Dataset rows:
******************************

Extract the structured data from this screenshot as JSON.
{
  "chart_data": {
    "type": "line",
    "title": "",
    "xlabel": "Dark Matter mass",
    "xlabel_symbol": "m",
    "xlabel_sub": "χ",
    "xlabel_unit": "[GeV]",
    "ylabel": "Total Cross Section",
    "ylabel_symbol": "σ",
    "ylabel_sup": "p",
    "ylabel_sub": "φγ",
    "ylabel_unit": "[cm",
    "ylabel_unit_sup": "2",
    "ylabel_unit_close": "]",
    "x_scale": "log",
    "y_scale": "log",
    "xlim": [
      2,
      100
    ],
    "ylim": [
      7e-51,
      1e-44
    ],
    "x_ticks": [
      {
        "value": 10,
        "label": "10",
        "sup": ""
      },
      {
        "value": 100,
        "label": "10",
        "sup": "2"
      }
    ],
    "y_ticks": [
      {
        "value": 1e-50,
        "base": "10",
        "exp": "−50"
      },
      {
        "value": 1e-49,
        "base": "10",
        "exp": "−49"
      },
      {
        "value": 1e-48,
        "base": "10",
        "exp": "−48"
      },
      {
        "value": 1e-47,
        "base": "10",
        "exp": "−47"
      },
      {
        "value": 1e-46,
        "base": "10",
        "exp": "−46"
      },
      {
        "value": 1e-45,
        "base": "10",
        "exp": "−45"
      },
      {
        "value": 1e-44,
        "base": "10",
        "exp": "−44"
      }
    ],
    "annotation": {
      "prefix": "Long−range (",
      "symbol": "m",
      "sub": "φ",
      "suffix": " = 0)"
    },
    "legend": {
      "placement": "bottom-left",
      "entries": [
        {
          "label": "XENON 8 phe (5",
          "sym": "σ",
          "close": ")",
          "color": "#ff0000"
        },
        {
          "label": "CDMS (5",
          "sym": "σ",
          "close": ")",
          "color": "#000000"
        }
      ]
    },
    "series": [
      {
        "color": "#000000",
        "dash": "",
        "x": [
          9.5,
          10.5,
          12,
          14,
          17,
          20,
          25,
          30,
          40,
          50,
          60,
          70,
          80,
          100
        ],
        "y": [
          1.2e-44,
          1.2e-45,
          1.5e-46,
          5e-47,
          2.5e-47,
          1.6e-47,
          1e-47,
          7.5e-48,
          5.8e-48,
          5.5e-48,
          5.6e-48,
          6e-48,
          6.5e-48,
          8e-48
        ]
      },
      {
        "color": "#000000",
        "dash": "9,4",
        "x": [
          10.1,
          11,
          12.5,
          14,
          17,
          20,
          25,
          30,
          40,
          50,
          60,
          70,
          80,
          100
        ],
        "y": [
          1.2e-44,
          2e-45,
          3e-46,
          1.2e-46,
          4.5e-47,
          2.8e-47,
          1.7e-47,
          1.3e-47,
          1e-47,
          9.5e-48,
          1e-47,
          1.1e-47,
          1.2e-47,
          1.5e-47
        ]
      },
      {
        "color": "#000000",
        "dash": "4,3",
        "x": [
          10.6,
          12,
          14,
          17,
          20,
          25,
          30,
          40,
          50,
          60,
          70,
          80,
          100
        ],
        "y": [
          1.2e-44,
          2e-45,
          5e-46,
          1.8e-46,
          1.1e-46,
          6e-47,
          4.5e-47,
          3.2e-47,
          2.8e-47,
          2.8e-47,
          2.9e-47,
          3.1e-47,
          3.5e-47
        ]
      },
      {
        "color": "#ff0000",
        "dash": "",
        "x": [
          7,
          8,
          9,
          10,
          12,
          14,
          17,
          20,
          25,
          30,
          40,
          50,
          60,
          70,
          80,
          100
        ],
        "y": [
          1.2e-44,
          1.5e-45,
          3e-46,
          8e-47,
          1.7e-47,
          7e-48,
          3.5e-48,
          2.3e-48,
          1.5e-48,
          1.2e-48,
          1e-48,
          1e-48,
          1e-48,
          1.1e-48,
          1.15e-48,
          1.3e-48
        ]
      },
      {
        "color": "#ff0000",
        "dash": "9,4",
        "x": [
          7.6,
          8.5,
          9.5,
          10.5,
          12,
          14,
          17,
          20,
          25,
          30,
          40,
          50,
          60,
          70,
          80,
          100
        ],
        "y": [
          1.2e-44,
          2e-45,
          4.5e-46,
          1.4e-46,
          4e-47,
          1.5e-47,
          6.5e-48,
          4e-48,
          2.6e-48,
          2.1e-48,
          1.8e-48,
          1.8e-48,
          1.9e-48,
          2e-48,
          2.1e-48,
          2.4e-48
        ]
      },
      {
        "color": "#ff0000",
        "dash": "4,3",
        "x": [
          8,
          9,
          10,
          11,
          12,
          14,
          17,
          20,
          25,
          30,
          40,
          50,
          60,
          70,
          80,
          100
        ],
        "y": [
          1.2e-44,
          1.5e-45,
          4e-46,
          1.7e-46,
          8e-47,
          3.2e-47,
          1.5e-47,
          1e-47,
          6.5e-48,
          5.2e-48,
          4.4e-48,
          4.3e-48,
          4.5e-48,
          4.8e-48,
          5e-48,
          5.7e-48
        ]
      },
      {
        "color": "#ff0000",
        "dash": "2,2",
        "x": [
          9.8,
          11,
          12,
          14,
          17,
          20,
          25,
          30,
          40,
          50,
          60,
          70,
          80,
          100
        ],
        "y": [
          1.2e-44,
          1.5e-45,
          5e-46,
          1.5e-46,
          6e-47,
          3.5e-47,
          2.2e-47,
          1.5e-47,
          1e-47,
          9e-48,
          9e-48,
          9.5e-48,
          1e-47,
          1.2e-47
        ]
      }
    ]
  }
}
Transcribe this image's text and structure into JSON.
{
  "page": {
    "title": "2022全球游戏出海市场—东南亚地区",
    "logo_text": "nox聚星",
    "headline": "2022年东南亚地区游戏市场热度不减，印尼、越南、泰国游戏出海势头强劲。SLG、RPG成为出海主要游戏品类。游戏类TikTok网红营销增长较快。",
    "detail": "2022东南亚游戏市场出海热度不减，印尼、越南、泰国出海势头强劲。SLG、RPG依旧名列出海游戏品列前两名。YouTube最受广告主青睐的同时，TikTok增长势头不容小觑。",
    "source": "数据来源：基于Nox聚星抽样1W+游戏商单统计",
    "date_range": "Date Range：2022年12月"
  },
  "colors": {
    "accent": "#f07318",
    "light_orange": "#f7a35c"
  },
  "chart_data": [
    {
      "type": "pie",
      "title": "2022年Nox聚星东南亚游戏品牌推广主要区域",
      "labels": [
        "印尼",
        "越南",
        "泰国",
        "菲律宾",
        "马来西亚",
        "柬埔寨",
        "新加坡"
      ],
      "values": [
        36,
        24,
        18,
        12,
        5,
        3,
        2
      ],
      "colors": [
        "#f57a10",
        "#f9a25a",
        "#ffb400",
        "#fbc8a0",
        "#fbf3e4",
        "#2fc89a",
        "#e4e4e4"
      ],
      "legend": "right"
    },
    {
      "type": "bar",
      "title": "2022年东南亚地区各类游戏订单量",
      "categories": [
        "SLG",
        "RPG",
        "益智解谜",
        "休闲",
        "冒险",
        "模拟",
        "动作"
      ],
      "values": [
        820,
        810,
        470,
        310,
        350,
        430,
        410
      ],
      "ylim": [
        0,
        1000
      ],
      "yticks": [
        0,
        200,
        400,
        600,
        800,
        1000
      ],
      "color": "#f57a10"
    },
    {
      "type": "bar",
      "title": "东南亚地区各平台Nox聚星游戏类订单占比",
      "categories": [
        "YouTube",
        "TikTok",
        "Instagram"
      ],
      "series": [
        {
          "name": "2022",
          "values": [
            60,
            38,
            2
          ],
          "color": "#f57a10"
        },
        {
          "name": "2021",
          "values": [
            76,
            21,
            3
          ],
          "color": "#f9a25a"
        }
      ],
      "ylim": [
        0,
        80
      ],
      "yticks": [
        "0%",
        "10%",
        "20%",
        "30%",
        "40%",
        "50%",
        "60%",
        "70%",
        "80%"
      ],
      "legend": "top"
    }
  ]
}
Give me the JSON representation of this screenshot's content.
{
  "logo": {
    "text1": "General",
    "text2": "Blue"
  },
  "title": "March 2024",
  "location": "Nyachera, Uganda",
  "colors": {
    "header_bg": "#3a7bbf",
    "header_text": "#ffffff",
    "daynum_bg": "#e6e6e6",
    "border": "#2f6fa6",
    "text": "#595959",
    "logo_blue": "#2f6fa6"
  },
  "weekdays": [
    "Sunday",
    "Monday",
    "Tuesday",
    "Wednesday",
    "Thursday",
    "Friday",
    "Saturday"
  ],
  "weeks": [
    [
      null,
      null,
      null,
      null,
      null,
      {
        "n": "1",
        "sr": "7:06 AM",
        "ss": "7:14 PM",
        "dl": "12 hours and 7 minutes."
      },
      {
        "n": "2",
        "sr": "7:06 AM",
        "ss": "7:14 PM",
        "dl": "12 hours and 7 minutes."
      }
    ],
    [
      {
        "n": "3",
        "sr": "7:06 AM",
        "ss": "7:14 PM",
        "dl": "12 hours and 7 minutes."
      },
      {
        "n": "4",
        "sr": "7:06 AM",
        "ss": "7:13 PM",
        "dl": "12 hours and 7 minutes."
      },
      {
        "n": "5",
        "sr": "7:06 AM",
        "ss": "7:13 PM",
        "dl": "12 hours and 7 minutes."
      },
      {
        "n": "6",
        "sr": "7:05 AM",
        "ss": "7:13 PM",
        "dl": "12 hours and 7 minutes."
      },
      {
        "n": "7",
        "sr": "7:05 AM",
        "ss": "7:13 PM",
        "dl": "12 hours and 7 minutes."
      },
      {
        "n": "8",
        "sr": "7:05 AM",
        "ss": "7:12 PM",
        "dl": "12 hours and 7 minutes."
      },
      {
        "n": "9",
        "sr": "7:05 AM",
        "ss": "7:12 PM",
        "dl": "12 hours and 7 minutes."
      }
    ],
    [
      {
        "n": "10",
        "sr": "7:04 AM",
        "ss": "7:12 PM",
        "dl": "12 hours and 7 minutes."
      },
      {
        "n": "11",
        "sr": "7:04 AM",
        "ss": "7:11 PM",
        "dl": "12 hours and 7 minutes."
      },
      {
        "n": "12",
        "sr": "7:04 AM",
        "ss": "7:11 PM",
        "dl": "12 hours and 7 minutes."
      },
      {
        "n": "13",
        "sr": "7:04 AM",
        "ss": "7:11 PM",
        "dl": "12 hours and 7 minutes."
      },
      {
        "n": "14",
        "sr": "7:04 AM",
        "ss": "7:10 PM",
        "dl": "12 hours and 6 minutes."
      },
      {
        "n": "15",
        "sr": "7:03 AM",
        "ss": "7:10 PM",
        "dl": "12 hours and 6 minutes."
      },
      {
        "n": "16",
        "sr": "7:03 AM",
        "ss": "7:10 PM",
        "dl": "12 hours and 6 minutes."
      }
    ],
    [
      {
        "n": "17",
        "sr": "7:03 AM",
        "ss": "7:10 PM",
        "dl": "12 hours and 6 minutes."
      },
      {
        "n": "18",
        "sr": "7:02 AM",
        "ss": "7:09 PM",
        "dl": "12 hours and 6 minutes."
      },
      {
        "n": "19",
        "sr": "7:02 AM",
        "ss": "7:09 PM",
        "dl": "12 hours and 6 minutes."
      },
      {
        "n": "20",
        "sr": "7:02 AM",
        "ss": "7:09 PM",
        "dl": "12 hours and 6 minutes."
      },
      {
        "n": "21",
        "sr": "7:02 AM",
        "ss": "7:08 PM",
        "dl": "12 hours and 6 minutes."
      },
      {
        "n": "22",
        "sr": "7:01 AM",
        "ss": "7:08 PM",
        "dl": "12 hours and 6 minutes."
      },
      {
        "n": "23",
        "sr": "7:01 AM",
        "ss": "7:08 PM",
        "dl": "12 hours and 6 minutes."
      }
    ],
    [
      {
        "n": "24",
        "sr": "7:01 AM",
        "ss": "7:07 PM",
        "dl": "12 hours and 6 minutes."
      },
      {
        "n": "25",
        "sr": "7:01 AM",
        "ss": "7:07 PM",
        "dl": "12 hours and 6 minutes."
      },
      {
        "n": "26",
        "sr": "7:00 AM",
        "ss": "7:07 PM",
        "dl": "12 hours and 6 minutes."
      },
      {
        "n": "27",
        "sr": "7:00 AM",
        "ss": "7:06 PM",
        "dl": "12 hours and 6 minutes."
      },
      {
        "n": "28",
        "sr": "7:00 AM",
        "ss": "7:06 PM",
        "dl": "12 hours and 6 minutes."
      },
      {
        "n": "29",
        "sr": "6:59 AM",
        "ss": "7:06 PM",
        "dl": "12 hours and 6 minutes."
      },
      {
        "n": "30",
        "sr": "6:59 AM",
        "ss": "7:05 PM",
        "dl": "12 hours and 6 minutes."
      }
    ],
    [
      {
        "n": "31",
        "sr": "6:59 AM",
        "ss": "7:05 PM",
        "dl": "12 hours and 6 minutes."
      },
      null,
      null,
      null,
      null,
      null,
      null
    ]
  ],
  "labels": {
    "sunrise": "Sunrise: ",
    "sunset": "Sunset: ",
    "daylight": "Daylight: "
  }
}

******************************

Examine the records and pull out every line where the string "JSON" occurs.

◆ **Output of the task**
Extract the structured data from this screenshot as JSON.
Transcribe this image's text and structure into JSON.
Give me the JSON representation of this screenshot's content.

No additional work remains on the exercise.